Extract each line containing the string "central".

Material for this exercise:

-------

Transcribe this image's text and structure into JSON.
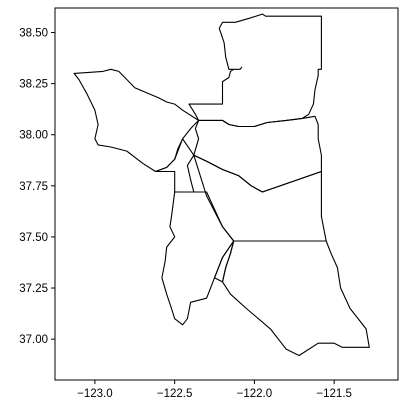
{
  "chart_data": {
    "type": "map",
    "title": "",
    "xlabel": "",
    "ylabel": "",
    "xlim": [
      -123.25,
      -121.1
    ],
    "ylim": [
      36.8,
      38.62
    ],
    "grid": false,
    "legend": "none",
    "x_ticks": [
      {
        "value": -123.0,
        "label": "−123.0"
      },
      {
        "value": -122.5,
        "label": "−122.5"
      },
      {
        "value": -122.0,
        "label": "−122.0"
      },
      {
        "value": -121.5,
        "label": "−121.5"
      }
    ],
    "y_ticks": [
      {
        "value": 37.0,
        "label": "37.00"
      },
      {
        "value": 37.25,
        "label": "37.25"
      },
      {
        "value": 37.5,
        "label": "37.50"
      },
      {
        "value": 37.75,
        "label": "37.75"
      },
      {
        "value": 38.0,
        "label": "38.00"
      },
      {
        "value": 38.25,
        "label": "38.25"
      },
      {
        "value": 38.5,
        "label": "38.50"
      }
    ],
    "edge_color": "#000000",
    "fill_color": "none",
    "regions": [
      {
        "id": "north",
        "points": [
          [
            -122.35,
            38.07
          ],
          [
            -122.2,
            38.07
          ],
          [
            -122.16,
            38.05
          ],
          [
            -122.1,
            38.04
          ],
          [
            -122.0,
            38.04
          ],
          [
            -121.92,
            38.06
          ],
          [
            -121.8,
            38.07
          ],
          [
            -121.7,
            38.08
          ],
          [
            -121.66,
            38.1
          ],
          [
            -121.63,
            38.15
          ],
          [
            -121.62,
            38.22
          ],
          [
            -121.6,
            38.29
          ],
          [
            -121.6,
            38.32
          ],
          [
            -121.58,
            38.32
          ],
          [
            -121.58,
            38.58
          ],
          [
            -121.93,
            38.58
          ],
          [
            -121.95,
            38.59
          ],
          [
            -122.03,
            38.57
          ],
          [
            -122.12,
            38.55
          ],
          [
            -122.2,
            38.55
          ],
          [
            -122.22,
            38.52
          ],
          [
            -122.19,
            38.45
          ],
          [
            -122.18,
            38.38
          ],
          [
            -122.16,
            38.32
          ],
          [
            -122.1,
            38.32
          ],
          [
            -122.1,
            38.32
          ],
          [
            -122.09,
            38.32
          ],
          [
            -122.08,
            38.33
          ],
          [
            -122.09,
            38.32
          ],
          [
            -122.11,
            38.32
          ],
          [
            -122.13,
            38.32
          ],
          [
            -122.15,
            38.31
          ],
          [
            -122.16,
            38.28
          ],
          [
            -122.2,
            38.26
          ],
          [
            -122.2,
            38.15
          ],
          [
            -122.41,
            38.15
          ],
          [
            -122.37,
            38.1
          ],
          [
            -122.35,
            38.07
          ]
        ]
      },
      {
        "id": "northwest",
        "points": [
          [
            -123.13,
            38.3
          ],
          [
            -122.95,
            38.31
          ],
          [
            -122.9,
            38.32
          ],
          [
            -122.85,
            38.31
          ],
          [
            -122.75,
            38.23
          ],
          [
            -122.6,
            38.18
          ],
          [
            -122.55,
            38.16
          ],
          [
            -122.5,
            38.15
          ],
          [
            -122.45,
            38.12
          ],
          [
            -122.35,
            38.07
          ],
          [
            -122.4,
            38.03
          ],
          [
            -122.45,
            37.98
          ],
          [
            -122.48,
            37.93
          ],
          [
            -122.5,
            37.88
          ],
          [
            -122.55,
            37.84
          ],
          [
            -122.62,
            37.82
          ],
          [
            -122.7,
            37.86
          ],
          [
            -122.8,
            37.92
          ],
          [
            -122.9,
            37.94
          ],
          [
            -122.98,
            37.95
          ],
          [
            -123.0,
            37.98
          ],
          [
            -122.98,
            38.05
          ],
          [
            -123.0,
            38.12
          ],
          [
            -123.05,
            38.2
          ],
          [
            -123.1,
            38.27
          ],
          [
            -123.13,
            38.3
          ]
        ]
      },
      {
        "id": "central-east",
        "points": [
          [
            -122.35,
            38.07
          ],
          [
            -122.2,
            38.07
          ],
          [
            -122.16,
            38.05
          ],
          [
            -122.1,
            38.04
          ],
          [
            -122.0,
            38.04
          ],
          [
            -121.92,
            38.06
          ],
          [
            -121.8,
            38.07
          ],
          [
            -121.7,
            38.08
          ],
          [
            -121.62,
            38.09
          ],
          [
            -121.6,
            38.05
          ],
          [
            -121.6,
            37.98
          ],
          [
            -121.58,
            37.9
          ],
          [
            -121.58,
            37.82
          ],
          [
            -121.95,
            37.72
          ],
          [
            -122.02,
            37.75
          ],
          [
            -122.1,
            37.8
          ],
          [
            -122.2,
            37.83
          ],
          [
            -122.3,
            37.87
          ],
          [
            -122.38,
            37.9
          ],
          [
            -122.35,
            37.98
          ],
          [
            -122.37,
            38.03
          ],
          [
            -122.35,
            38.07
          ]
        ]
      },
      {
        "id": "west-central",
        "points": [
          [
            -122.38,
            37.9
          ],
          [
            -122.42,
            37.85
          ],
          [
            -122.4,
            37.78
          ],
          [
            -122.38,
            37.72
          ],
          [
            -122.5,
            37.72
          ],
          [
            -122.5,
            37.82
          ],
          [
            -122.62,
            37.82
          ],
          [
            -122.55,
            37.84
          ],
          [
            -122.5,
            37.88
          ],
          [
            -122.45,
            37.98
          ],
          [
            -122.38,
            37.9
          ]
        ]
      },
      {
        "id": "east-central",
        "points": [
          [
            -121.58,
            37.82
          ],
          [
            -121.95,
            37.72
          ],
          [
            -122.02,
            37.75
          ],
          [
            -122.1,
            37.8
          ],
          [
            -122.2,
            37.83
          ],
          [
            -122.3,
            37.87
          ],
          [
            -122.38,
            37.9
          ],
          [
            -122.3,
            37.7
          ],
          [
            -122.2,
            37.55
          ],
          [
            -122.13,
            37.48
          ],
          [
            -121.55,
            37.48
          ],
          [
            -121.58,
            37.6
          ],
          [
            -121.58,
            37.82
          ]
        ]
      },
      {
        "id": "southwest",
        "points": [
          [
            -122.5,
            37.72
          ],
          [
            -122.3,
            37.72
          ],
          [
            -122.2,
            37.55
          ],
          [
            -122.13,
            37.48
          ],
          [
            -122.2,
            37.4
          ],
          [
            -122.25,
            37.3
          ],
          [
            -122.3,
            37.2
          ],
          [
            -122.4,
            37.18
          ],
          [
            -122.42,
            37.1
          ],
          [
            -122.45,
            37.07
          ],
          [
            -122.5,
            37.1
          ],
          [
            -122.52,
            37.15
          ],
          [
            -122.55,
            37.22
          ],
          [
            -122.58,
            37.3
          ],
          [
            -122.56,
            37.38
          ],
          [
            -122.55,
            37.45
          ],
          [
            -122.5,
            37.5
          ],
          [
            -122.53,
            37.55
          ],
          [
            -122.52,
            37.6
          ],
          [
            -122.5,
            37.72
          ]
        ]
      },
      {
        "id": "peninsula-north",
        "points": [
          [
            -122.38,
            37.72
          ],
          [
            -122.38,
            37.72
          ],
          [
            -122.3,
            37.72
          ],
          [
            -122.5,
            37.72
          ],
          [
            -122.5,
            37.72
          ],
          [
            -122.38,
            37.72
          ]
        ]
      },
      {
        "id": "south",
        "points": [
          [
            -122.13,
            37.48
          ],
          [
            -121.55,
            37.48
          ],
          [
            -121.52,
            37.42
          ],
          [
            -121.48,
            37.35
          ],
          [
            -121.46,
            37.25
          ],
          [
            -121.4,
            37.15
          ],
          [
            -121.3,
            37.05
          ],
          [
            -121.28,
            36.96
          ],
          [
            -121.45,
            36.96
          ],
          [
            -121.5,
            36.98
          ],
          [
            -121.6,
            36.98
          ],
          [
            -121.72,
            36.92
          ],
          [
            -121.8,
            36.95
          ],
          [
            -121.9,
            37.05
          ],
          [
            -122.05,
            37.15
          ],
          [
            -122.15,
            37.22
          ],
          [
            -122.2,
            37.28
          ],
          [
            -122.18,
            37.35
          ],
          [
            -122.15,
            37.42
          ],
          [
            -122.13,
            37.48
          ]
        ]
      },
      {
        "id": "south-west-sliver",
        "points": [
          [
            -122.2,
            37.28
          ],
          [
            -122.25,
            37.3
          ],
          [
            -122.2,
            37.4
          ],
          [
            -122.13,
            37.48
          ],
          [
            -122.15,
            37.42
          ],
          [
            -122.18,
            37.35
          ],
          [
            -122.2,
            37.28
          ]
        ]
      }
    ]
  }
}
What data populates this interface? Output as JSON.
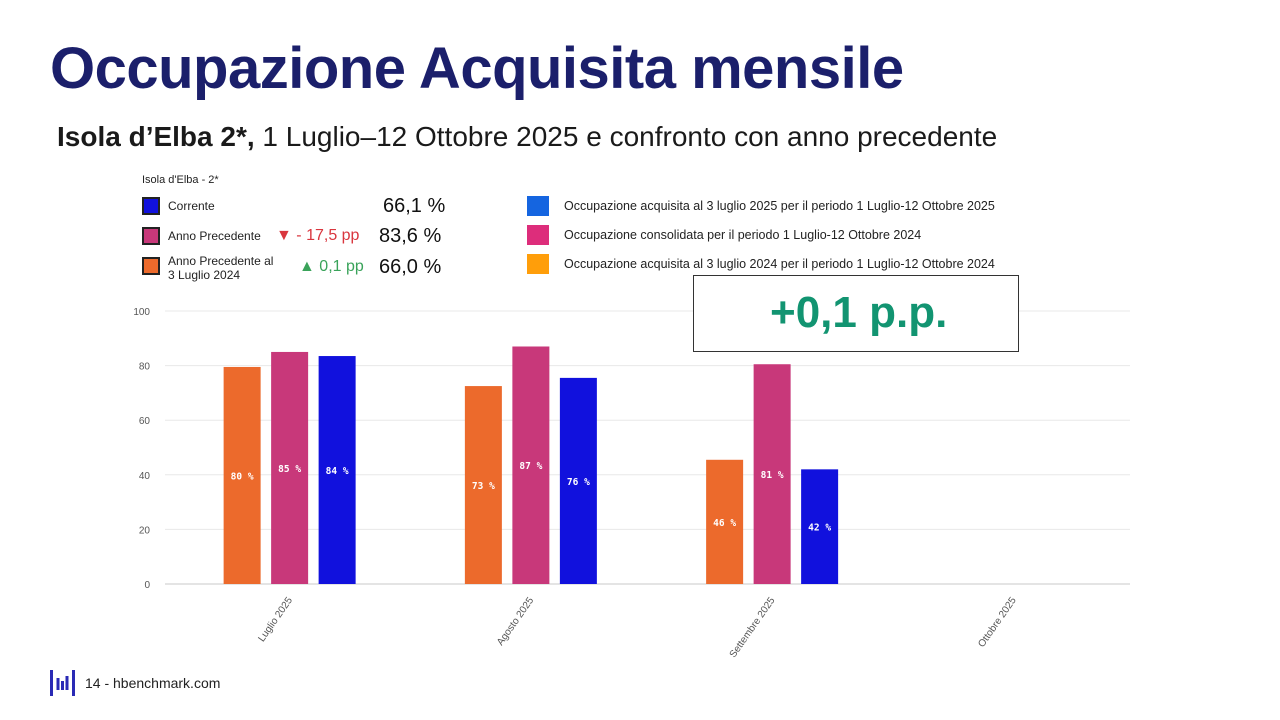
{
  "slide": {
    "title": "Occupazione Acquisita mensile",
    "subtitle_bold": "Isola d’Elba 2*,",
    "subtitle_rest": " 1 Luglio–12 Ottobre 2025 e confronto con anno precedente",
    "callout": "+0,1 p.p.",
    "footer": "14 - hbenchmark.com"
  },
  "summary": {
    "panel_title": "Isola d'Elba - 2*",
    "rows": [
      {
        "label": "Corrente",
        "value": "66,1 %",
        "delta": "",
        "color": "#1111dd"
      },
      {
        "label": "Anno Precedente",
        "value": "83,6 %",
        "delta": "- 17,5 pp",
        "delta_dir": "down",
        "color": "#c8387a"
      },
      {
        "label": "Anno Precedente al\n3 Luglio 2024",
        "value": "66,0 %",
        "delta": "0,1 pp",
        "delta_dir": "up",
        "color": "#ec6a2c"
      }
    ]
  },
  "legend": [
    {
      "label": "Occupazione acquisita al 3 luglio 2025 per il periodo 1 Luglio-12 Ottobre 2025",
      "color": "#1565e0"
    },
    {
      "label": "Occupazione consolidata per il periodo 1 Luglio-12 Ottobre 2024",
      "color": "#dd2d7b"
    },
    {
      "label": "Occupazione acquisita al 3 luglio 2024 per il periodo 1 Luglio-12 Ottobre 2024",
      "color": "#ff9e0a"
    }
  ],
  "chart_data": {
    "type": "bar",
    "categories": [
      "Luglio 2025",
      "Agosto 2025",
      "Settembre 2025",
      "Ottobre 2025"
    ],
    "series": [
      {
        "values": [
          79.5,
          72.5,
          45.5,
          null
        ],
        "labels": [
          "80 %",
          "73 %",
          "46 %",
          ""
        ],
        "color": "#ec6a2c"
      },
      {
        "values": [
          85,
          87,
          80.5,
          null
        ],
        "labels": [
          "85 %",
          "87 %",
          "81 %",
          ""
        ],
        "color": "#c8387a"
      },
      {
        "values": [
          83.5,
          75.5,
          42,
          null
        ],
        "labels": [
          "84 %",
          "76 %",
          "42 %",
          ""
        ],
        "color": "#1111dd"
      }
    ],
    "yticks": [
      0,
      20,
      40,
      60,
      80,
      100
    ],
    "ylim": [
      0,
      100
    ],
    "grid": true
  }
}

-------

Task result:
        "id": "central-east",
        "id": "west-central",
        "id": "east-central",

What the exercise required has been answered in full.